Direction 1
Set down the part of the MEF Control Panel functions excerpt starting at "Write a logical processor message, not" and ending at "array &optional start end)", with every word unchanged.
Direction 2
Carry the excerpt on Lisp functions for the MEF Control Panel further, beginning right after its final line.

Excerpt to read
** Begin **
The following Lisp functions may be used by T.E. implementation functions to interact with the MEF Control Panel functions:

#### (write-error-message format-control-string &rest format-arguments)

Write a logical processor error message to the MEF controller for display. The message, generated by the **format** arguments given, is displayed in the output window of the Control Panel prefixed by the sender's T.E. logical address.

#### (write-display-message format-control-string &rest format-arguments)

Write a logical processor message, not denoting any error, to the MEF controller for display. The message, generated by the **format** arguments given, is displayed in the output window of the Control Panel prefixed by the sender's T.E. logical address,

#### (write-user-message array &optional start end)

Write a "user message" to the emulation experiment-defined message handler

residing in the controller. When this message is received by the Control Panel, the "user message" handler (defined by the :message-handler option to define-emulation-experiment) is invoked with the message as an argument. An additional argument, a stream on which to do output, also is handed to the message handler when it is invoked.

#### (send-tracing-message format-control-string &rest format-arguments)

Print a tracing message on the current tracing output stream, which is set via the Set-Tracing Control Panel command.

#### (send-graph-message graph-display-select bar-number height)
** End **
Dataset content
** Begin **
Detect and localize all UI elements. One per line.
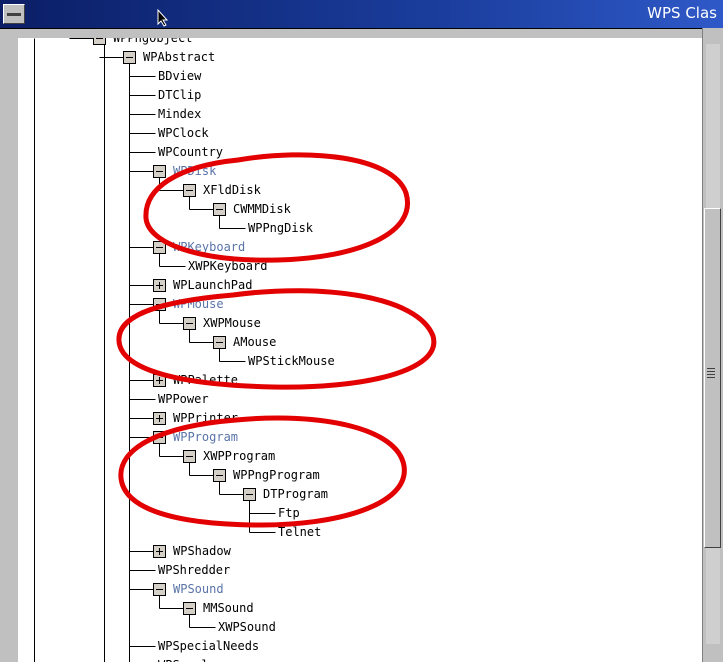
** End **
Task response 1
Write a logical processor message, not denoting any error, to the MEF controller for display. The message, generated by the **format** arguments given, is displayed in the output window of the Control Panel prefixed by the sender's T.E. logical address,

#### (write-user-message array &optional start end)

Task response 2
Sends a message to the Control Panel updating one of the bar graph displays. *Graph-display-select* may be zero or one, signifying the left and right bar graph displays. *Bar-number* selects the bar to update, while *height* specifies the relative height to which to set the bar. If the bar graph displays are disabled (via the **Set-Bar-Graph** Control Panel command), the bar graphs are not updated (and no communications overhead is incurred).

#### (inject-message destination-processor array & optional start end)

Send a message to a logical processor, pretending to be from another logical processor. This function may be used by the bootstrap functions of an emulation experiment to start up an emulated machine.

#### (read-meter emulation-meter-name)

Reads the current value of the system-wide meter *emulation-meter-name* and returns it as a Lisp integer.

#### (average-meter emulation-meter-name)

Reads the current value of the system-wide meter *emulation-meter-name* and averages it over the number of logical T.E.'s executing in the current emulation experiment.

#### (read-processor-meter-name)

Reads the current value of the per-T.E. meter *processor-meter-name* for each logical T.E., and returns an array of values returns as well as the number of T.E.'s that supplied values for that meter.

#### 5. Example

The following pages contain an example of an emulation experiment, named SIMPLE since it defines a trivial two-T.E. von-Neumann architecture comprised of a CPU and a memory box.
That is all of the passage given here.